- _What is needed_:
From the listing below, pull out the lines that hold "Tariffs".

- _Provided data_:
— start —
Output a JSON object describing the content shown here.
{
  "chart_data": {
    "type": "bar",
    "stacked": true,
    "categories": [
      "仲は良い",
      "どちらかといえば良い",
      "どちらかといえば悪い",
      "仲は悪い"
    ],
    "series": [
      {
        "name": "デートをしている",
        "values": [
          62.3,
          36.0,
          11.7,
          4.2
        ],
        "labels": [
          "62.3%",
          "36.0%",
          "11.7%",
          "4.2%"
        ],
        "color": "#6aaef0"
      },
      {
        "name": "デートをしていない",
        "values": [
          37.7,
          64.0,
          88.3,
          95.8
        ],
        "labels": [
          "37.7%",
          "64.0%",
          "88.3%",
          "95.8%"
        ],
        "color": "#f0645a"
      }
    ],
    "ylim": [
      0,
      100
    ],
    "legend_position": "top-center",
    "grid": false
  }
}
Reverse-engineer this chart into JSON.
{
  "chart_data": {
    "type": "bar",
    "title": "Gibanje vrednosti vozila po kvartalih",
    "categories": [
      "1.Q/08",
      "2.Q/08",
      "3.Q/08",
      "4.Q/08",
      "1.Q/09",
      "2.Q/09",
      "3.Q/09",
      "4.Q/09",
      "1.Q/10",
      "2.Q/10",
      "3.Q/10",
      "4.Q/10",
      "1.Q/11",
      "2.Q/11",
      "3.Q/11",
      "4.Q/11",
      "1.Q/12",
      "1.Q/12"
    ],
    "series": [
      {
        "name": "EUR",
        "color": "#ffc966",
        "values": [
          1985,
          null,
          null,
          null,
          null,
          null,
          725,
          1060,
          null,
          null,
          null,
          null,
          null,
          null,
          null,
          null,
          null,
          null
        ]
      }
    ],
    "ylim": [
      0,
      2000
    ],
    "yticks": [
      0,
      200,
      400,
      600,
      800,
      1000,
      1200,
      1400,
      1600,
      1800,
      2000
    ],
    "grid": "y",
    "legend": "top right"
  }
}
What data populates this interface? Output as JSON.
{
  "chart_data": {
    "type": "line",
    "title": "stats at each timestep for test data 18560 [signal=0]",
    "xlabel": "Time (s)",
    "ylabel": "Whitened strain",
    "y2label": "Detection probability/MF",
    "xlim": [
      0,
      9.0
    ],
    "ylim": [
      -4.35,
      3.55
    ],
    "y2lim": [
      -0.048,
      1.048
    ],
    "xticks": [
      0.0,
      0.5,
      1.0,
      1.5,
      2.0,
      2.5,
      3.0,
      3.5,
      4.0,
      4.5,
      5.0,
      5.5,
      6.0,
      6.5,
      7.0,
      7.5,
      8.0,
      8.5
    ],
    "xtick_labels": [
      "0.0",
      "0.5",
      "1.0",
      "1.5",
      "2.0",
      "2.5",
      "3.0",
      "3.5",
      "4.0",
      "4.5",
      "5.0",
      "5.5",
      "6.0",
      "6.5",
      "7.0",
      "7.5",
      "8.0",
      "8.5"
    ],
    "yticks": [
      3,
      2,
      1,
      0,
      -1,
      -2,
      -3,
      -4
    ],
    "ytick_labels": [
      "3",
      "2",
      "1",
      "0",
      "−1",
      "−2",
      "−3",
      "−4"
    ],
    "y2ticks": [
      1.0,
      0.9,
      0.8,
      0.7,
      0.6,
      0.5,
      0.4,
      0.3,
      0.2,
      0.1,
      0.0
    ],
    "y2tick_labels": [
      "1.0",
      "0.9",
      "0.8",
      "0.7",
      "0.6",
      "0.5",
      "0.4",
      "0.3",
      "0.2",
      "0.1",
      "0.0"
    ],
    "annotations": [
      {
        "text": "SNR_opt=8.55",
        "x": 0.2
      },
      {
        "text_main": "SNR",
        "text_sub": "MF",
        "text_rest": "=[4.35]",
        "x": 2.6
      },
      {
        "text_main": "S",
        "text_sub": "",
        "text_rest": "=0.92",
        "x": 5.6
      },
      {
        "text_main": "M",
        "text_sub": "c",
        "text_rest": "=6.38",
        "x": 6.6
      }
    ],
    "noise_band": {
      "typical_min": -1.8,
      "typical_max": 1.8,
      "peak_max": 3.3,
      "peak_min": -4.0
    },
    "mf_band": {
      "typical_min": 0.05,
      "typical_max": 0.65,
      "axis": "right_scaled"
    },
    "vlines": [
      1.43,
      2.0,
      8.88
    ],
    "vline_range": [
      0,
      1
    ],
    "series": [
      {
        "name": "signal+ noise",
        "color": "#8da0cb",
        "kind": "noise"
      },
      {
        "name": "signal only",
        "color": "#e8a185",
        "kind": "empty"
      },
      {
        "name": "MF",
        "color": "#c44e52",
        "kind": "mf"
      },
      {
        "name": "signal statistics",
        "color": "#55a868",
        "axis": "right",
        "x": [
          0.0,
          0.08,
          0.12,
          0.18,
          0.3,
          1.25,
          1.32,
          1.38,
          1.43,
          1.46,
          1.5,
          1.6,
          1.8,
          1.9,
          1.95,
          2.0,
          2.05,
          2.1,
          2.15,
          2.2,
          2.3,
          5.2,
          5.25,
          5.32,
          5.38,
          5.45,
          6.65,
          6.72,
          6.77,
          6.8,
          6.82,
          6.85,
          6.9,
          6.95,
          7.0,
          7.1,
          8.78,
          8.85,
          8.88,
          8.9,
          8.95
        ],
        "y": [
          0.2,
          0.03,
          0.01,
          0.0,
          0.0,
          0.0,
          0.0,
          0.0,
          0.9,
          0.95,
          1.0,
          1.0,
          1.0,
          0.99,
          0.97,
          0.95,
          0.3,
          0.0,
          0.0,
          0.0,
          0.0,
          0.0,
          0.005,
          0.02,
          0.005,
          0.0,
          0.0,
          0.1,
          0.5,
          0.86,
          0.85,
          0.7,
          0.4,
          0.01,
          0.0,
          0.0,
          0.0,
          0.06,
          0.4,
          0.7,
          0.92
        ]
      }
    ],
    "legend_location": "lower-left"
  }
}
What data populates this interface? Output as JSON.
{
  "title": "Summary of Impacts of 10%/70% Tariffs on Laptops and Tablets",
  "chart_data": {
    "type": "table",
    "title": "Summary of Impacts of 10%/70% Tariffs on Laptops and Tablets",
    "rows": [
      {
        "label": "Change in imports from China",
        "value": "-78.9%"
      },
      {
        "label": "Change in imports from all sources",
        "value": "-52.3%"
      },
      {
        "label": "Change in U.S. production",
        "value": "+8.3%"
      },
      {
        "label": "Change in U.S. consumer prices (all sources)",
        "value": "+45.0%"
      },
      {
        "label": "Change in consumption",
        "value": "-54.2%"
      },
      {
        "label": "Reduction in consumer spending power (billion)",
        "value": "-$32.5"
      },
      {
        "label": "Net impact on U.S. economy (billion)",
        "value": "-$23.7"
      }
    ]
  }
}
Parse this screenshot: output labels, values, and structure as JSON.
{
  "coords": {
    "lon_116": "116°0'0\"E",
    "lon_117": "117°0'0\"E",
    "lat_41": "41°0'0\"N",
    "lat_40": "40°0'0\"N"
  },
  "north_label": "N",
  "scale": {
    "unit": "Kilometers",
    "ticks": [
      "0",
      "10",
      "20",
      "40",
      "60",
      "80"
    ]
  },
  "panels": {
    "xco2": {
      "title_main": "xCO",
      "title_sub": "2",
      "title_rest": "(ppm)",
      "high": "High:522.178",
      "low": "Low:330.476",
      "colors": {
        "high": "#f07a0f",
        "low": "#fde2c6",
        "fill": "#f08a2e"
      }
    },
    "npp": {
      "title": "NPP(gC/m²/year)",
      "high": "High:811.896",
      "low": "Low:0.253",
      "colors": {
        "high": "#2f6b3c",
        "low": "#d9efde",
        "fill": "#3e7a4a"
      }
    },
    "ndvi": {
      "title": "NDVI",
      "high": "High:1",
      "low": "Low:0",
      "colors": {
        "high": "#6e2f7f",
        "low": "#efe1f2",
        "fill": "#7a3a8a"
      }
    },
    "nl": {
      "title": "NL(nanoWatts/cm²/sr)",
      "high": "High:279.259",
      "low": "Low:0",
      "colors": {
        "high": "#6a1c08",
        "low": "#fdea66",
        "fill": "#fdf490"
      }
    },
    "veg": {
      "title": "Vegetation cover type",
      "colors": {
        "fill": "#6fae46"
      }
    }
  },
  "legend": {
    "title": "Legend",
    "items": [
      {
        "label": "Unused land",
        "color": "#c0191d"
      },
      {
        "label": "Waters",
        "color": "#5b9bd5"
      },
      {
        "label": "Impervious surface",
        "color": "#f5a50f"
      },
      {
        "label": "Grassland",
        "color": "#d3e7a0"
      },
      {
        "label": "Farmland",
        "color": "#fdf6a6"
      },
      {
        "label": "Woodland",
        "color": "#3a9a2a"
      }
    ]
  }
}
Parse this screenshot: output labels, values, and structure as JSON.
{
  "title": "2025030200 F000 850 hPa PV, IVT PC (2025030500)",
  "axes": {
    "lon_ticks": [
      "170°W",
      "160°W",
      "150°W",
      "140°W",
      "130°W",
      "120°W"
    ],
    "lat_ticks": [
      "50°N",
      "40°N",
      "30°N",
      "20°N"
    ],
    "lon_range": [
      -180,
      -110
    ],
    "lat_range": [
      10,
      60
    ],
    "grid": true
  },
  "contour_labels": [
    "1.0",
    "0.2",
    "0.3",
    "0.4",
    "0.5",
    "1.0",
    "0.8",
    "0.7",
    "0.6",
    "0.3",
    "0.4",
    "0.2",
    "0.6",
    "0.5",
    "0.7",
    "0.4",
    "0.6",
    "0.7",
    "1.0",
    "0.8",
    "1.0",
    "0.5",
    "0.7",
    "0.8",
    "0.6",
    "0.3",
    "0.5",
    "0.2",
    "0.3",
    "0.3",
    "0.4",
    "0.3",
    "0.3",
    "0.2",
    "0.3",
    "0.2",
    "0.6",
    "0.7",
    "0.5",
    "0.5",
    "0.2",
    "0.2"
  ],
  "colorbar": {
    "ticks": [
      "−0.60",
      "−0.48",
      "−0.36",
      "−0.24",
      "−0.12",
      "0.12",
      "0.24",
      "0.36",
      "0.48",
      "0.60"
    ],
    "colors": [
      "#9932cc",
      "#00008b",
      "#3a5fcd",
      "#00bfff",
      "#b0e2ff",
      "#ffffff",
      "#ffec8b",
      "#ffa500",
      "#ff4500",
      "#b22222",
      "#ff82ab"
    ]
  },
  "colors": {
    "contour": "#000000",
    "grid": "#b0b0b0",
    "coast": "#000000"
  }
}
— end —
- _Solution to the exercise_:
  "title": "Summary of Impacts of 10%/70% Tariffs on Laptops and Tablets",
    "title": "Summary of Impacts of 10%/70% Tariffs on Laptops and Tablets",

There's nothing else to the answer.